Using the data below, determine the number of lines that include the string "List". Write only that number.
━━ DATA FOR PROCESSING ━━
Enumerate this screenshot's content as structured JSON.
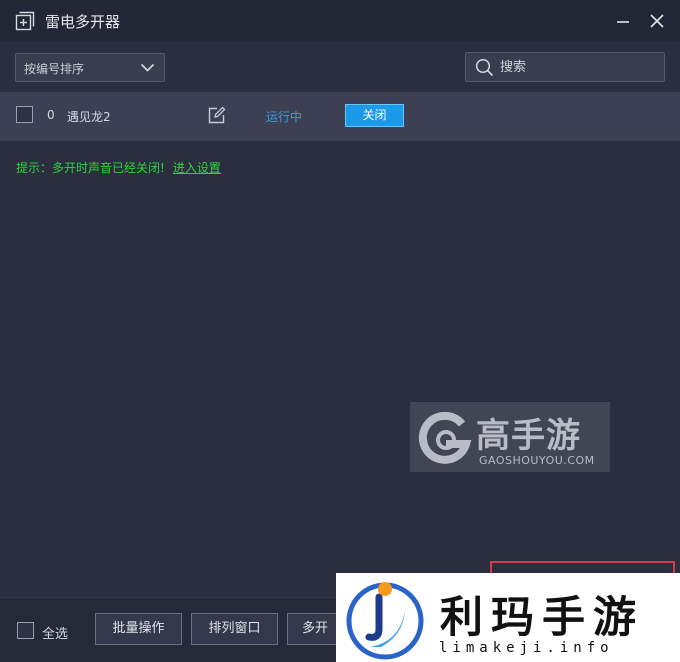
{
  "window": {
    "title": "雷电多开器",
    "icon": "window-add-icon"
  },
  "toolbar": {
    "sort_label": "按编号排序",
    "search_placeholder": "搜索"
  },
  "rows": [
    {
      "index": "0",
      "name": "遇见龙2",
      "status": "运行中",
      "action_label": "关闭"
    }
  ],
  "notice": {
    "text": "提示：多开时声音已经关闭!",
    "link_text": "进入设置"
  },
  "footer": {
    "select_all_label": "全选",
    "batch_label": "批量操作",
    "arrange_label": "排列窗口",
    "more_label": "多开"
  },
  "watermark": {
    "name_cn": "高手游",
    "domain": "GAOSHOUYOU.COM"
  },
  "brand_overlay": {
    "name_cn": "利玛手游",
    "domain": "limakeji.info"
  },
  "colors": {
    "background": "#2b2e3e",
    "titlebar": "#232634",
    "row_background": "#3c4052",
    "accent_blue": "#1a9ae8",
    "status_blue": "#3a9be0",
    "notice_green": "#2fd43a",
    "highlight_red": "#d93a4a"
  }
}
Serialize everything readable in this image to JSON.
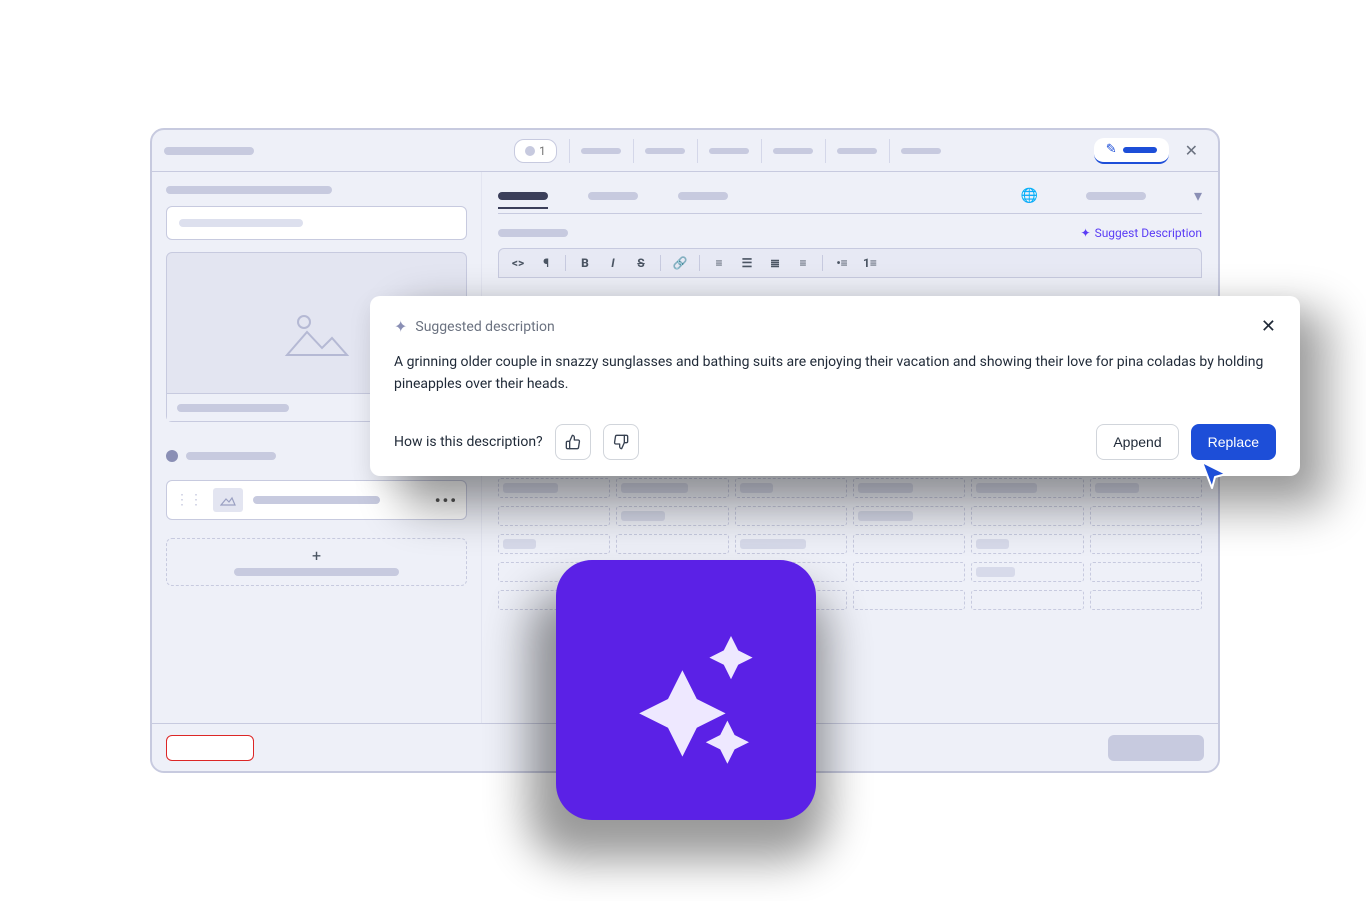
{
  "tabs_count_badge": "1",
  "suggest_description_link": "Suggest Description",
  "modal": {
    "title": "Suggested description",
    "text": "A grinning older couple in snazzy sunglasses and bathing suits are enjoying their vacation and showing their love for pina coladas by holding pineapples over their heads.",
    "feedback_question": "How is this description?",
    "append_label": "Append",
    "replace_label": "Replace"
  }
}
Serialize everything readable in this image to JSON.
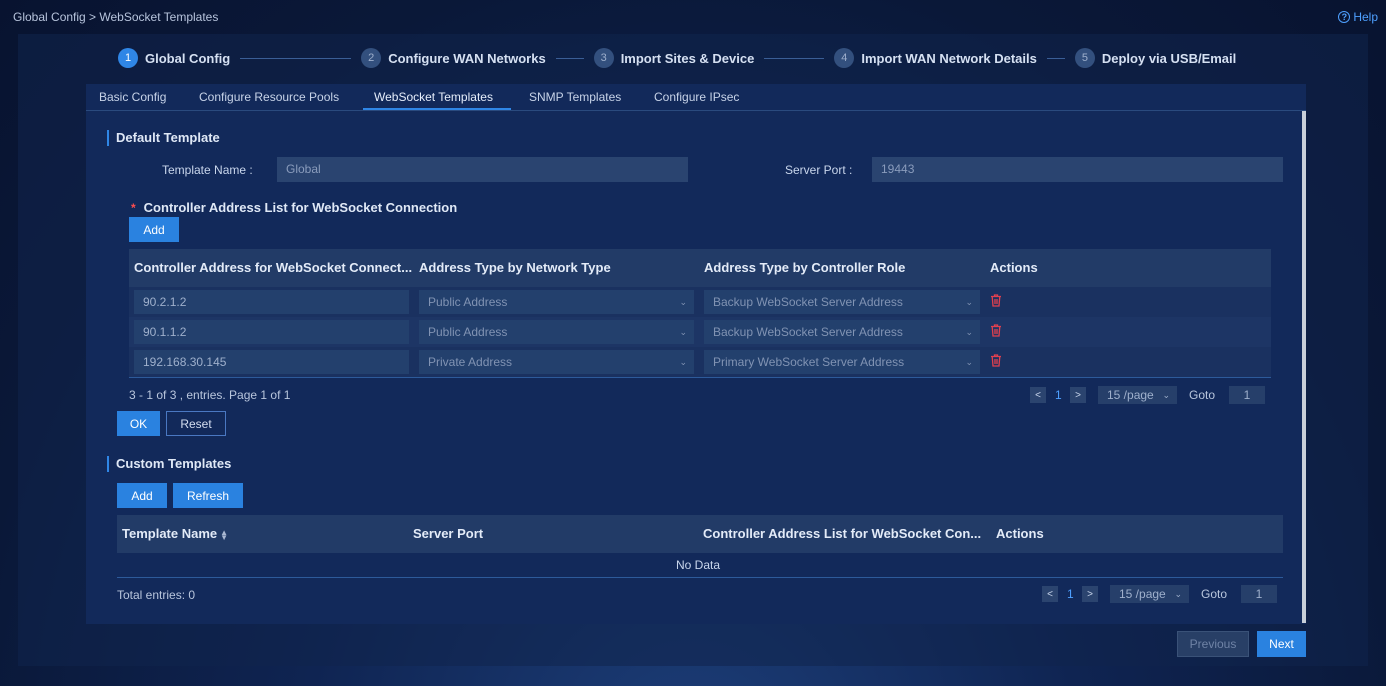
{
  "breadcrumb": "Global Config > WebSocket Templates",
  "help_label": "Help",
  "steps": [
    {
      "num": "1",
      "label": "Global Config"
    },
    {
      "num": "2",
      "label": "Configure WAN Networks"
    },
    {
      "num": "3",
      "label": "Import Sites & Device"
    },
    {
      "num": "4",
      "label": "Import WAN Network Details"
    },
    {
      "num": "5",
      "label": "Deploy via USB/Email"
    }
  ],
  "tabs": [
    "Basic Config",
    "Configure Resource Pools",
    "WebSocket Templates",
    "SNMP Templates",
    "Configure IPsec"
  ],
  "default_template": {
    "title": "Default Template",
    "template_name_label": "Template Name",
    "template_name_value": "Global",
    "server_port_label": "Server Port",
    "server_port_value": "19443",
    "controller_list_label": "Controller Address List for WebSocket Connection",
    "add_label": "Add",
    "columns": [
      "Controller Address for WebSocket Connect...",
      "Address Type by Network Type",
      "Address Type by Controller Role",
      "Actions"
    ],
    "rows": [
      {
        "address": "90.2.1.2",
        "network_type": "Public Address",
        "role": "Backup WebSocket Server Address"
      },
      {
        "address": "90.1.1.2",
        "network_type": "Public Address",
        "role": "Backup WebSocket Server Address"
      },
      {
        "address": "192.168.30.145",
        "network_type": "Private Address",
        "role": "Primary WebSocket Server Address"
      }
    ],
    "pager_info": "3 - 1 of 3 , entries. Page 1 of 1",
    "page": "1",
    "page_size": "15 /page",
    "goto_label": "Goto",
    "goto_value": "1",
    "ok_label": "OK",
    "reset_label": "Reset"
  },
  "custom_templates": {
    "title": "Custom Templates",
    "add_label": "Add",
    "refresh_label": "Refresh",
    "columns": [
      "Template Name",
      "Server Port",
      "Controller Address List for WebSocket Con...",
      "Actions"
    ],
    "no_data": "No Data",
    "total": "Total entries: 0",
    "page": "1",
    "page_size": "15 /page",
    "goto_label": "Goto",
    "goto_value": "1"
  },
  "footer": {
    "previous_label": "Previous",
    "next_label": "Next"
  },
  "colors": {
    "accent": "#2f86e6",
    "danger": "#e0404f"
  }
}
━━━
IN RESPONSE =>
2